ARTICLE:
She said that the need to work increased hours takes students’ time away from extracurriculars, volunteering and their studies — all the experiences that assist students when looking for jobs after graduation.
“Students aren’t able to access those things because they’re having to choose to take on those extra hours to continue to cover their bills,” said Jinnah Morsette. “That does take a toll — not only on their grades, but also on their mental health and their well-being.
“That leaves the Alberta economy behind — it leaves our Canadian economy behind.”
Interest hikes could slow
Economists say that this rise in overall unemployment casts doubt on future interest rate hikes from the Bank of Canada.
“While one weak labor market report doesn’t make a trend, the [Bank of Canada] will be closely watching to see if other cracks start to form,” James Orlando, senior economist for TD Bank, wrote in an email.
Jay Zhao-Murray, an analyst for Monex Canada, said in a note because of the “details and composition of employment changes, we do not think it would materially change the Bank’s latest view on the economy.”
But one month of weakening the job market may not be enough.
“The Labor Force Survey is notoriously volatile,” Royce Mendes, managing director and head of macro strategy at Desjardins, wrote in an email. “It would need to be corroborated with a host of additional information to change our view that the Bank of Canada will hike again in July.”
“When things will kind of slow down a bit, we’ll be judging through a whole set of measures, trying to figure out whether things happen,” said Bank of Canada Deputy Governor Paul Beaudry in a speech to the Victoria Chamber of Commerce on Thursday. “But we won’t only look at one measure.”

DATA SUPPLIED:
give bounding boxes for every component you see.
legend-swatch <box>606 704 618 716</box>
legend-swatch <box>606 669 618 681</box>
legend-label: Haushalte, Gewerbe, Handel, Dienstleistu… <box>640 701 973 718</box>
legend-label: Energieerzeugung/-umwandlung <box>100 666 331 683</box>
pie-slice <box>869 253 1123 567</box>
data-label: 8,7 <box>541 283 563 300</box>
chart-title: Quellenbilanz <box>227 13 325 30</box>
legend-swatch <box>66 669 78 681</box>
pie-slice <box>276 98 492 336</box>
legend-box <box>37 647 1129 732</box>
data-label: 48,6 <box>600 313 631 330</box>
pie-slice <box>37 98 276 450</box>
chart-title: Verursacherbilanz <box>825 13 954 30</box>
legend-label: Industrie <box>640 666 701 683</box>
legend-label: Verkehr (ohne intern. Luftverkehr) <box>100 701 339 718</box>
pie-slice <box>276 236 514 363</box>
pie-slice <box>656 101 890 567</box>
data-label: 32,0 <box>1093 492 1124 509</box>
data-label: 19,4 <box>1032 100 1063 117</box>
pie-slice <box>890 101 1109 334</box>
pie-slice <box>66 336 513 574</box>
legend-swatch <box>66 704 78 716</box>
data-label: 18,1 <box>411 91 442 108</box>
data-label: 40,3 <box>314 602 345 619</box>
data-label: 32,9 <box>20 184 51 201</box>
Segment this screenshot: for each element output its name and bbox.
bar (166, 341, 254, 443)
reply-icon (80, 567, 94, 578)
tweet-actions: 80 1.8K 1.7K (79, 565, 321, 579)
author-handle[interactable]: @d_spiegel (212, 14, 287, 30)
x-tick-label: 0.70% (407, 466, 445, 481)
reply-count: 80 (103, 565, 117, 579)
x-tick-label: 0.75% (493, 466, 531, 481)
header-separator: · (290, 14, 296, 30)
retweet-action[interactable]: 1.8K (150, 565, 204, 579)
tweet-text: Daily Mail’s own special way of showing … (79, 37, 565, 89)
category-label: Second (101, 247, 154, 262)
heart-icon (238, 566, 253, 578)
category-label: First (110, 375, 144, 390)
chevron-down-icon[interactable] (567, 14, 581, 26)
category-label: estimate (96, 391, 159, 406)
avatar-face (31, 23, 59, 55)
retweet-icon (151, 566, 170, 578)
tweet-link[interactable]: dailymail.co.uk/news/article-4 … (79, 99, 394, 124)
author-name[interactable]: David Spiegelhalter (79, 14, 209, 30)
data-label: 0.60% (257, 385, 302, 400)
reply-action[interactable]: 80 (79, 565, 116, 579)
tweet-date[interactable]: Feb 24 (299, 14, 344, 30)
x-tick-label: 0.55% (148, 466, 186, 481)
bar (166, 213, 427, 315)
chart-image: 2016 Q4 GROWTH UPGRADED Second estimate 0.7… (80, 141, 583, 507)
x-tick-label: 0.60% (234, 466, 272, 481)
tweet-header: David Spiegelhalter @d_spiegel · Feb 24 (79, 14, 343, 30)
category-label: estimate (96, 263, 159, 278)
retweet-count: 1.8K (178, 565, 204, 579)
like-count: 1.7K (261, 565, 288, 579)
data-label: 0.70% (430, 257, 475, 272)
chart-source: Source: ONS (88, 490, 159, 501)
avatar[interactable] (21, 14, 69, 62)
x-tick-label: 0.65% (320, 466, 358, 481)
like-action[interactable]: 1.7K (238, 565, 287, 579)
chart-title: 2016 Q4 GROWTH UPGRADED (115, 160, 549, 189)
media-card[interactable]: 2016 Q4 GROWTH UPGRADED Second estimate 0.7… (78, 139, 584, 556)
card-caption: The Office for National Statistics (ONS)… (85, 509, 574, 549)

DIRECTIVE:
Answer these from the article on jobs and interest rates:
(a) What position does James Orlando hold at TD Bank?
(b) In which month does Royce Mendes expect the Bank of Canada to hike again?
(c) To what group did Paul Beaudry give his speech?

EXERCISE RESPONSE:
(a) Senior economist
(b) July
(c) The Victoria Chamber of Commerce